[Source extract]
BACKGROUND: The Maternally expressed gene (Meg) family is a locally-duplicated gene family of maize which encodes cysteine-rich proteins (CRPs). The founding member of the family, Meg1, is required for normal development of the basal endosperm transfer cell layer (BETL) and is involved in the allocation of maternal nutrients to growing seeds. Despite the important roles of Meg1 in maize seed development, the evolutionary history of the Meg cluster and the activities of the duplicate genes are not understood.
RESULTS: In maize, the Meg gene cluster resides in a 2.3 Mb-long genomic region that exhibits many features of non-centromeric heterochromatin. Using phylogenetic reconstruction and syntenic alignments, we identified the pedigree of the Meg family, in which 11 of its 13 members arose in maize after allotetraploidization ~4.8 mya. Phylogenetic and population-genetic analyses identified possible signatures suggesting recent positive selection in Meg homologs. Structural analyses of the Meg proteins indicated potentially adaptive changes in secondary structure from α-helix to β-strand during the expansion. Transcriptomic analysis of the maize endosperm indicated that 6 Meg genes are selectively activated in the BETL, and younger Meg genes are more active than older ones. In endosperms from B73 by Mo17 reciprocal crosses, most Meg genes did not display parent-specific expression patterns.
[/Source extract]
[Data to examine]
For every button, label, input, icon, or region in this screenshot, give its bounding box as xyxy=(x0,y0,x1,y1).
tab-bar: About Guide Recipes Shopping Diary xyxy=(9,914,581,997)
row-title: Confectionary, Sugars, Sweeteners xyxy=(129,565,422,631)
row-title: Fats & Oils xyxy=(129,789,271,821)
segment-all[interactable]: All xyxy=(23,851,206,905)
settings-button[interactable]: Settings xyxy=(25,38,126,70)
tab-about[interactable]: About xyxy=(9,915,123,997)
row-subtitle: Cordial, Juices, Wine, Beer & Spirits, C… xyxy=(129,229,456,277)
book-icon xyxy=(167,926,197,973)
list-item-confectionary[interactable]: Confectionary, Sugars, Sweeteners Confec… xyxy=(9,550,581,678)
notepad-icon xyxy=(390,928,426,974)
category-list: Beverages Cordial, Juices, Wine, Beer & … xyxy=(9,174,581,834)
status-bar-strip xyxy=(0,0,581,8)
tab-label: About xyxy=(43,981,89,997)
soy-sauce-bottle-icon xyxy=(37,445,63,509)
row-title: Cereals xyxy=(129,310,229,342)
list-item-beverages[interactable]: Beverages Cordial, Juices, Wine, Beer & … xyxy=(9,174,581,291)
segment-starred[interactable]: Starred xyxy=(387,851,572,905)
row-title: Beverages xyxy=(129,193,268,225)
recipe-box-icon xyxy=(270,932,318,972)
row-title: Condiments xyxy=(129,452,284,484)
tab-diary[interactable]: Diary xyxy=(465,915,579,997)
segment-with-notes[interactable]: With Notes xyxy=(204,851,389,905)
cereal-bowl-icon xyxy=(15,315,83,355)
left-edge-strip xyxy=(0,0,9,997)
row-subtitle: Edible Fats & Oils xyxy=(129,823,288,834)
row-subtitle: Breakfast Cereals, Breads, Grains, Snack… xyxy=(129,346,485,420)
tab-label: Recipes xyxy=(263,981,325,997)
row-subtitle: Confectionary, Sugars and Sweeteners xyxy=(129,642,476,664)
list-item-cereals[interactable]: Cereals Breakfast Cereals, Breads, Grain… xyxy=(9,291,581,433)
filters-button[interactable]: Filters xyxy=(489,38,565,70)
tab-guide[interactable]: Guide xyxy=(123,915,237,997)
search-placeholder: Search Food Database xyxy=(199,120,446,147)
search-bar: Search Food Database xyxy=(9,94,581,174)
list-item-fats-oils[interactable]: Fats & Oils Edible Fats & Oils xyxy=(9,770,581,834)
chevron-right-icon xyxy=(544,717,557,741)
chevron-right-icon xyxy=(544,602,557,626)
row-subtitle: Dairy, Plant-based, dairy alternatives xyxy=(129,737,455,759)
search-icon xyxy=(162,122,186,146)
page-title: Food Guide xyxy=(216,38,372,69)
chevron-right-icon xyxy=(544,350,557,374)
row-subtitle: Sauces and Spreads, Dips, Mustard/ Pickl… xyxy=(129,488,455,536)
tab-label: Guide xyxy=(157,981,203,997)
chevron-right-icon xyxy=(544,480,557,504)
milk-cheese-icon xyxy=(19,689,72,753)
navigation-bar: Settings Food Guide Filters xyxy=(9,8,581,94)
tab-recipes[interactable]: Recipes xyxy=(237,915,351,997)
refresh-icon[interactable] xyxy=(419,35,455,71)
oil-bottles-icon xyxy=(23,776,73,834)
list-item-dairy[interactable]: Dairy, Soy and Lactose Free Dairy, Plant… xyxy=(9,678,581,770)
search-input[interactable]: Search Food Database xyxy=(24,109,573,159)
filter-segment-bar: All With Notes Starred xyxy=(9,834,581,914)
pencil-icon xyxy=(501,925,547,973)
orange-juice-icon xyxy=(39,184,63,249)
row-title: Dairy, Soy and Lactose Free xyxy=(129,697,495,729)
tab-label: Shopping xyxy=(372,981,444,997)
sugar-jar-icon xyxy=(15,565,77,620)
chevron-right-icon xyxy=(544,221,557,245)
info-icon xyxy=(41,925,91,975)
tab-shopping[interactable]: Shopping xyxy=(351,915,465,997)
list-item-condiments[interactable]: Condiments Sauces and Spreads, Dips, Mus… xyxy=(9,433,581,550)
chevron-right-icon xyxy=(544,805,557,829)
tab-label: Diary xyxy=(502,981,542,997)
[/Data to examine]
§ **Task description**
Please continue the abstract on the maize Meg gene family, starting after its last sentence.

§ **Task answer**
CONCLUSIONS: Recently-duplicated Meg genes have different protein secondary structures, and their expressions in the BETL dominate over those of older members. Together with the signs of positive selections in the young Meg genes, these results suggest that the expansion of the Meg family involves potentially adaptive transitions in which new members with novel functions prevailed over older members.